A fazer: Transcreva fielmente a parte do trecho abaixo sobre o monitoramento feito pela Abin, começando em "Ao obter essas" e terminando em "operador da Abin.".

----- Trecho para leitura -----

Ao obter essas informações, que deveriam ser de acesso exclusivo das operadoras, o programa oferecia aos agentes da Abin opções para que um alvo fosse monitorado em tempo real, com informações sobre seus deslocamentos, ou por área, que permitia a criação de alertas quando entrasse ou saísse de uma zona pré-definida pelo operador da Abin.

Ou seja, seria possível receber alertas sempre que uma pessoa espionada estivesse na Avenida Paulista, em São Paulo, ou, por exemplo, na região do Palácio da Alvorada, em Brasília. Como a utilização do programa pela Abin era sigiloso, e não há previsão legal de como ele deve ser utilizado, ainda não é possível saber quem foram os alvos monitorados pela agência.

Nos últimos dias, o GLOBO conversou com especialistas que confirmaram a vulnerabilidade no sistema de telecomunicações que permite esse tipo de monitoramento. Por se tratar de uma solução privada, a Cognyte não revela detalhes de seu funcionamento. 

Entretanto, documentos públicos obtidos pela reportagem e investigações ao redor do mundo sobre o sistema usado apontam para o fato de que a companhia lucrava no Brasil aproveitando a falha.

— O sistema viola as expectativas de privacidade dos usuários dos serviços de telecomunicações, que são assegurados pelas regulamentações do setor. Portanto, é imperativo que a Anatel produza um relatório técnico sobre a ilicitude desse tipo de ataque e recomende a não contratação desse tipo de serviço — afirma Rafael Zanatta, diretor da Data Privacy Brasil.

----- Seção de dados -----

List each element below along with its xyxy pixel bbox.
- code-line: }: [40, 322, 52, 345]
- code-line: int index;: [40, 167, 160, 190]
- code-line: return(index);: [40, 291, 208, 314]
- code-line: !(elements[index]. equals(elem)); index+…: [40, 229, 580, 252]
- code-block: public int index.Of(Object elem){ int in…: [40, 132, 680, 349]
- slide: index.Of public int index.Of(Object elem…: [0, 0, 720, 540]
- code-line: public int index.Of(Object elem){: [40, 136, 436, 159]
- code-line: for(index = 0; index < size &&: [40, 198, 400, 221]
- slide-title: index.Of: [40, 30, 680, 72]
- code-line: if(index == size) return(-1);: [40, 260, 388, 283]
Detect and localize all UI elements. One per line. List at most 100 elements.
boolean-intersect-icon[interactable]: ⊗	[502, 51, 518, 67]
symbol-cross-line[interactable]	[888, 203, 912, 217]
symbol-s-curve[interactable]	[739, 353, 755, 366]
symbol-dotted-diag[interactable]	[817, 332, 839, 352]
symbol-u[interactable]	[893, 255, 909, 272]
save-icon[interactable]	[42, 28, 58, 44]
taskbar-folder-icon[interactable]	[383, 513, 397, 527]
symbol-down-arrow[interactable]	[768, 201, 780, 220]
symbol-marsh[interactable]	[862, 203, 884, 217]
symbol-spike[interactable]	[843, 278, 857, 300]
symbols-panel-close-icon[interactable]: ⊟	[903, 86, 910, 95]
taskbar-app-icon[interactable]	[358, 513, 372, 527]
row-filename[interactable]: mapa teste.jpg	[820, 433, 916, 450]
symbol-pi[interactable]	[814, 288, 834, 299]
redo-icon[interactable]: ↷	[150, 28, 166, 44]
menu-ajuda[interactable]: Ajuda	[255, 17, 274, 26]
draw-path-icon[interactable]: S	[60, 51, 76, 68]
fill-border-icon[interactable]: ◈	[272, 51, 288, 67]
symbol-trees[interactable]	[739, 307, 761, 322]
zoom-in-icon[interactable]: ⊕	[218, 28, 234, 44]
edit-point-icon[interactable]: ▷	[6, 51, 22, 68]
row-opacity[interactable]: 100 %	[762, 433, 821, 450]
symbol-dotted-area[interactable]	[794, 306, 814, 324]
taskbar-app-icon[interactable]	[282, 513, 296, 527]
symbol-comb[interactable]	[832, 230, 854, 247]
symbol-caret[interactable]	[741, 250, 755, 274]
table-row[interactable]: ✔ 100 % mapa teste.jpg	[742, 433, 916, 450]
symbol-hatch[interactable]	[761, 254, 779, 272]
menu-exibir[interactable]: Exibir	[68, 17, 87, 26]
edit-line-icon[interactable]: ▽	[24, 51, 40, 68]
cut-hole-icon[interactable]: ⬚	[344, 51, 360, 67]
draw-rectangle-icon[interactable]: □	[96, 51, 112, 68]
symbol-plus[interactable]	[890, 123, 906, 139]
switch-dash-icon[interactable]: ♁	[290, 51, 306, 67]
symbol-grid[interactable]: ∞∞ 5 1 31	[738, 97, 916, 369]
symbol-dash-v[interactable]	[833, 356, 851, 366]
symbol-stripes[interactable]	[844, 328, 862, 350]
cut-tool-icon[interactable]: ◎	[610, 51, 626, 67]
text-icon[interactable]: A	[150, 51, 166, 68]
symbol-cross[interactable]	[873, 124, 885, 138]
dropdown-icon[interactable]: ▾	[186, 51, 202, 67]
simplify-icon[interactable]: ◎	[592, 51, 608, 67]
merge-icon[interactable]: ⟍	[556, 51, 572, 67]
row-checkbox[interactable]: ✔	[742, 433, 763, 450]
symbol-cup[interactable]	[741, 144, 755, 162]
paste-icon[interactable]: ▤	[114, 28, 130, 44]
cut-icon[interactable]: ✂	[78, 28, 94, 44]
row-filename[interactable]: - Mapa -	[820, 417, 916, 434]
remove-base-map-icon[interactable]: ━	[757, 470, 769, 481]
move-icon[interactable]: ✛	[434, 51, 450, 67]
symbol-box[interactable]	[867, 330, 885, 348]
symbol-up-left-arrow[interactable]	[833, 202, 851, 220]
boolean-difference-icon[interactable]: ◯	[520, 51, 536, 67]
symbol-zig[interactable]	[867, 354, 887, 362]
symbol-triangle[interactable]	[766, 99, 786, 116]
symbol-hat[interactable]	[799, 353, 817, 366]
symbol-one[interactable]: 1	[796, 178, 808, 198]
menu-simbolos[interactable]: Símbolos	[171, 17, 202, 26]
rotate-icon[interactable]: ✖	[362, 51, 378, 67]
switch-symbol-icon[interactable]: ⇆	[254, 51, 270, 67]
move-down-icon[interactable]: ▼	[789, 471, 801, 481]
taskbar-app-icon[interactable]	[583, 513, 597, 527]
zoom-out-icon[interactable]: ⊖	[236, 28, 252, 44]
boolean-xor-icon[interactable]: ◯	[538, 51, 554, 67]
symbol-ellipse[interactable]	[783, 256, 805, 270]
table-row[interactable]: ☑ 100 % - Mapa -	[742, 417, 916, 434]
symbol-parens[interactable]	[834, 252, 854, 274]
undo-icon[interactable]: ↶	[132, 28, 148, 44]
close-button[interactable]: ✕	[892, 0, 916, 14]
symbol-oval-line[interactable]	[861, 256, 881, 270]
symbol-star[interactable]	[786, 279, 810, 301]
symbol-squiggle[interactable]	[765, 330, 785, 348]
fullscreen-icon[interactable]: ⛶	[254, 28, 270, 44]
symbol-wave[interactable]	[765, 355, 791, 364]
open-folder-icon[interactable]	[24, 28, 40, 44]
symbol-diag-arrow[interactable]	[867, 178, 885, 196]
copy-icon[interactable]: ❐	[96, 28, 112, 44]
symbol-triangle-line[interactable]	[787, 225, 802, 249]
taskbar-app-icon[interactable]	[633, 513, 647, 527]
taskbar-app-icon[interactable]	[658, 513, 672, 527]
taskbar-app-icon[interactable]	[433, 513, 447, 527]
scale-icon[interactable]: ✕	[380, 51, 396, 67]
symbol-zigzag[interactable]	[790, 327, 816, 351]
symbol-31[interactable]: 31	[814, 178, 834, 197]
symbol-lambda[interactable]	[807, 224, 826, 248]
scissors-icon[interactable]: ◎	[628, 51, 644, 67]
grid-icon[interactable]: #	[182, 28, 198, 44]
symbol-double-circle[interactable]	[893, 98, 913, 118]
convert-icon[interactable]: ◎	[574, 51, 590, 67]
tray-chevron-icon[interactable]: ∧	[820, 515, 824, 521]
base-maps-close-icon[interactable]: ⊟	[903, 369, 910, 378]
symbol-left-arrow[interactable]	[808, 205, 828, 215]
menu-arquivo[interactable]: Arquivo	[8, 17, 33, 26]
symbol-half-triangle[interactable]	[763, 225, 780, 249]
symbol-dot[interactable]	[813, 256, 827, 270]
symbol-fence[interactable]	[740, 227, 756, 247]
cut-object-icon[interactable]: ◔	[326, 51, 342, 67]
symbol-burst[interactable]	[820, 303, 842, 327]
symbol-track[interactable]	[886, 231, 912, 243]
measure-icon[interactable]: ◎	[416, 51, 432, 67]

-----

Tarefa concluída:
Ao obter essas informações, que deveriam ser de acesso exclusivo das operadoras, o programa oferecia aos agentes da Abin opções para que um alvo fosse monitorado em tempo real, com informações sobre seus deslocamentos, ou por área, que permitia a criação de alertas quando entrasse ou saísse de uma zona pré-definida pelo operador da Abin.